- Exercise set -
1. From the forum thread about Smash Camp, reproduce the part that opens with the words containing "(Link here)" and closes with "way more competitive.)".
2. Answer these from the forum thread about Smash Camp:
(a) On which dates does pre camp run?
(b) What does the website say when LaBelleFleur tries to view it?
(c) What role does Curry hold for this year's Smash Camp?

Pack your bags  ladies, pre camp starts tomorrow July 3-5. Camp starts July 6-11. Don't miss out on the fun! 

(Link here)

If you have questions, feel free to ask and those of us who've participated before can tell you what you might expect. 

(Now this is not as advertisement Kaiaa, Cabin 2 is the best and you should join. Its tradition for TBT members to join it....as of last year... And you don't always get put in the cabin you ask for but whatever Cabin you get in you'll have loads of fun! Think TBT Fair only with more people and way more competitive.)


----------



## WonderK (Jul 2, 2015)

I remember doing this last year. I'll sign up for sure.


----------



## Bowie (Jul 2, 2015)

Advertising is not allowed. Please put this in your signature instead.

Only joking, obviously. This sounds like fun! I doubt I'll be participating, but it does sound like a lot of fun!


----------



## Red Cat (Jul 2, 2015)

What the heck is this?


----------



## WonderK (Jul 2, 2015)

Red Cat said:


> What the heck is this?



It's a huge online tournament with a ton of other forums.


----------



## LaBelleFleur (Jul 2, 2015)

Sounds like fun! 

Dumb question, but do you have to wait until pre camp to register? I can't access much on the website, including the FAQs - it just says 'Board Offline'. Not sure if that's because I'm on mobile.


----------



## WonderK (Jul 2, 2015)

LaBelleFleur said:


> Sounds like fun!
> 
> Dumb question, but do you have to wait until pre camp to register? I can't access much on the website, including the FAQs - it just says 'Board Offline'. Not sure if that's because I'm on mobile.



They're still making the site. It'll be available tomorrow.


----------



## ObeseMudkipz (Jul 2, 2015)

If this is for super smash (probably is because of the name xD) I might not join since it'd probably never be on the 3DS


----------



## BellGreen (Jul 2, 2015)

ObeseMudkipz said:


> If this is for super smash (probably is because of the name xD) I might not join since it'd probably never be on the 3DS



It's not about Smash. Although they'll probably have that for a camp game, it doesn't revolve around Smash ENTIRELY.


----------



## Curry (Jul 2, 2015)

Hi guys! My name is Curry and I am one of the admins of this years Smash Camp this year!  I saw a few questions I could provide the answers to:
Can I not register if I don't already have an account?
For the time being, no. Because the board is offline for members, you unfortunately can not register. However, you can once the board opens to the public!

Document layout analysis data
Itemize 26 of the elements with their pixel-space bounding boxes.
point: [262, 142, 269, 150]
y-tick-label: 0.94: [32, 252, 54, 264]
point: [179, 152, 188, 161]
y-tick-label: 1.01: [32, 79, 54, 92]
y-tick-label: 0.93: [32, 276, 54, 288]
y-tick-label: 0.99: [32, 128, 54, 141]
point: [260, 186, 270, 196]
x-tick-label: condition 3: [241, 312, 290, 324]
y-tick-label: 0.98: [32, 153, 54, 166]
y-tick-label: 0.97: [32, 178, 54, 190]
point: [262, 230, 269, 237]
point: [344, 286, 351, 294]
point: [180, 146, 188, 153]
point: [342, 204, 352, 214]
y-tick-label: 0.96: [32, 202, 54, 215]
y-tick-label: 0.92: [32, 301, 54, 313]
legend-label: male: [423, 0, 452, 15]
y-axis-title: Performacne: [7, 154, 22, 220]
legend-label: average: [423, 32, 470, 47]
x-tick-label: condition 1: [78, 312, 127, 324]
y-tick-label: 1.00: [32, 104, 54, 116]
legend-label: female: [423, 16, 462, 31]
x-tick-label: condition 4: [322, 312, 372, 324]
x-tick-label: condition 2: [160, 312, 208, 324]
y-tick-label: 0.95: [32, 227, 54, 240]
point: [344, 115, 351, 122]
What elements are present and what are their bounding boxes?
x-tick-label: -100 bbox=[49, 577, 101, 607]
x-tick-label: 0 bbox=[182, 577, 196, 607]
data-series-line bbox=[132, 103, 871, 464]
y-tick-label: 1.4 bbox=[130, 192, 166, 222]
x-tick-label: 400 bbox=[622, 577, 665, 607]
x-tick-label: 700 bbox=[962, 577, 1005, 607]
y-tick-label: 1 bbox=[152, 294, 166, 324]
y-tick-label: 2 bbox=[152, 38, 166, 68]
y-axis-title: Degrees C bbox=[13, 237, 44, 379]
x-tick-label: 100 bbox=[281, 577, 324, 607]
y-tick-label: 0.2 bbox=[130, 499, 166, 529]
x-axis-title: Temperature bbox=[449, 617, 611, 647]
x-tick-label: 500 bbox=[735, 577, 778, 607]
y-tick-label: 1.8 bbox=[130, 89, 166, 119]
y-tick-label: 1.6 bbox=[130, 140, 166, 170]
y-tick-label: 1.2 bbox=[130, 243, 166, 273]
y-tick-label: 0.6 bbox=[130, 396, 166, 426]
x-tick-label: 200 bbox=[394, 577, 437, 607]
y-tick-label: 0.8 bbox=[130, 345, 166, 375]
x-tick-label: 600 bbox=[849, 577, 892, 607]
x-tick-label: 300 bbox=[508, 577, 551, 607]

- Outputs for the tasks -
1.
(Link here)

If you have questions, feel free to ask and those of us who've participated before can tell you what you might expect. 

(Now this is not as advertisement Kaiaa, Cabin 2 is the best and you should join. Its tradition for TBT members to join it....as of last year... And you don't always get put in the cabin you ask for but whatever Cabin you get in you'll have loads of fun! Think TBT Fair only with more people and way more competitive.)

2.
(a) July 3-5
(b) 'Board Offline'
(c) One of the admins